-- start of RECORDS --

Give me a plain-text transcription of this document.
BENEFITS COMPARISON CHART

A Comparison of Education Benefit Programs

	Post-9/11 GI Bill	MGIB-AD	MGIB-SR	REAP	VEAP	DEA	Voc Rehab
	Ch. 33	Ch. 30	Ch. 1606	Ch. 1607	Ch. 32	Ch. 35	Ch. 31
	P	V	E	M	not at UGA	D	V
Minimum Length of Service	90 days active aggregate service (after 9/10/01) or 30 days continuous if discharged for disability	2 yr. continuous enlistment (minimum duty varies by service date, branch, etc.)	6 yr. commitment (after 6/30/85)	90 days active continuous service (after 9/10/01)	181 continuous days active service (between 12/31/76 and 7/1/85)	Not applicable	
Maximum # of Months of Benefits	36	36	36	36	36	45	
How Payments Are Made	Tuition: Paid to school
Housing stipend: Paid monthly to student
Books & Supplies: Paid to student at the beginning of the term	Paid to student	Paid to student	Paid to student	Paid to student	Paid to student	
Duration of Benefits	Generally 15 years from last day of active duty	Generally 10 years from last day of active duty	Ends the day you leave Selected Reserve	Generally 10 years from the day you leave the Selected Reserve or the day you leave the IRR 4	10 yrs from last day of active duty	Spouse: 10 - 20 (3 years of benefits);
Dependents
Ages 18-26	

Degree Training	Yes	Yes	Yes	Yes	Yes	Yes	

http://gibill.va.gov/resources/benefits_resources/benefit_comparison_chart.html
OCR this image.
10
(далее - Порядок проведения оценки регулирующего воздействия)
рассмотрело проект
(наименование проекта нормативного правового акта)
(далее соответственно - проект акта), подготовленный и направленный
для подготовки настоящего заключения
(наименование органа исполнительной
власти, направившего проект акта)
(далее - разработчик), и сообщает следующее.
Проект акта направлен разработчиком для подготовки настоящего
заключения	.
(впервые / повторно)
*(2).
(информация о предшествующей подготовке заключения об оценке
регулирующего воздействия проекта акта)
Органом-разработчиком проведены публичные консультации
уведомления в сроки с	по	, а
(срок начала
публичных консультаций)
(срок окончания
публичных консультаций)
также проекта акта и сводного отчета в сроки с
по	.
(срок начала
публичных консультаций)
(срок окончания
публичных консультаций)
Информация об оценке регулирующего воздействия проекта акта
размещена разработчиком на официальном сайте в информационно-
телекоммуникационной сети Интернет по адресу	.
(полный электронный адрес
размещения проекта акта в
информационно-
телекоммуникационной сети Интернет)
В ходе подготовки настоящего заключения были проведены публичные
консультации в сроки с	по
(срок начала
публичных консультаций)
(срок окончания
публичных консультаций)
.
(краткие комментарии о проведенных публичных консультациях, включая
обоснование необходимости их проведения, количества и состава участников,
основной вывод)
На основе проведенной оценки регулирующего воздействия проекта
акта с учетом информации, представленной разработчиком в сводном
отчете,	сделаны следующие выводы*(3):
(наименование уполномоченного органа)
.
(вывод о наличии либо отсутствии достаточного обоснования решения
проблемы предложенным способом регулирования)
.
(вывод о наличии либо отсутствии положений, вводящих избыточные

-- end of RECORDS --

SET TASK: Repeat each record exactly. Omit nothing.

EXERCISE ANSWER:
Give me a plain-text transcription of this document.
BENEFITS COMPARISON CHART

A Comparison of Education Benefit Programs

	Post-9/11 GI Bill	MGIB-AD	MGIB-SR	REAP	VEAP	DEA	Voc Rehab
	Ch. 33	Ch. 30	Ch. 1606	Ch. 1607	Ch. 32	Ch. 35	Ch. 31
	P	V	E	M	not at UGA	D	V
Minimum Length of Service	90 days active aggregate service (after 9/10/01) or 30 days continuous if discharged for disability	2 yr. continuous enlistment (minimum duty varies by service date, branch, etc.)	6 yr. commitment (after 6/30/85)	90 days active continuous service (after 9/10/01)	181 continuous days active service (between 12/31/76 and 7/1/85)	Not applicable	
Maximum # of Months of Benefits	36	36	36	36	36	45	
How Payments Are Made	Tuition: Paid to school
Housing stipend: Paid monthly to student
Books & Supplies: Paid to student at the beginning of the term	Paid to student	Paid to student	Paid to student	Paid to student	Paid to student	
Duration of Benefits	Generally 15 years from last day of active duty	Generally 10 years from last day of active duty	Ends the day you leave Selected Reserve	Generally 10 years from the day you leave the Selected Reserve or the day you leave the IRR 4	10 yrs from last day of active duty	Spouse: 10 - 20 (3 years of benefits);
Dependents
Ages 18-26	

Degree Training	Yes	Yes	Yes	Yes	Yes	Yes	

http://gibill.va.gov/resources/benefits_resources/benefit_comparison_chart.html
OCR this image.
10
(далее - Порядок проведения оценки регулирующего воздействия)
рассмотрело проект
(наименование проекта нормативного правового акта)
(далее соответственно - проект акта), подготовленный и направленный
для подготовки настоящего заключения
(наименование органа исполнительной
власти, направившего проект акта)
(далее - разработчик), и сообщает следующее.
Проект акта направлен разработчиком для подготовки настоящего
заключения	.
(впервые / повторно)
*(2).
(информация о предшествующей подготовке заключения об оценке
регулирующего воздействия проекта акта)
Органом-разработчиком проведены публичные консультации
уведомления в сроки с	по	, а
(срок начала
публичных консультаций)
(срок окончания
публичных консультаций)
также проекта акта и сводного отчета в сроки с
по	.
(срок начала
публичных консультаций)
(срок окончания
публичных консультаций)
Информация об оценке регулирующего воздействия проекта акта
размещена разработчиком на официальном сайте в информационно-
телекоммуникационной сети Интернет по адресу	.
(полный электронный адрес
размещения проекта акта в
информационно-
телекоммуникационной сети Интернет)
В ходе подготовки настоящего заключения были проведены публичные
консультации в сроки с	по
(срок начала
публичных консультаций)
(срок окончания
публичных консультаций)
.
(краткие комментарии о проведенных публичных консультациях, включая
обоснование необходимости их проведения, количества и состава участников,
основной вывод)
На основе проведенной оценки регулирующего воздействия проекта
акта с учетом информации, представленной разработчиком в сводном
отчете,	сделаны следующие выводы*(3):
(наименование уполномоченного органа)
.
(вывод о наличии либо отсутствии достаточного обоснования решения
проблемы предложенным способом регулирования)
.
(вывод о наличии либо отсутствии положений, вводящих избыточные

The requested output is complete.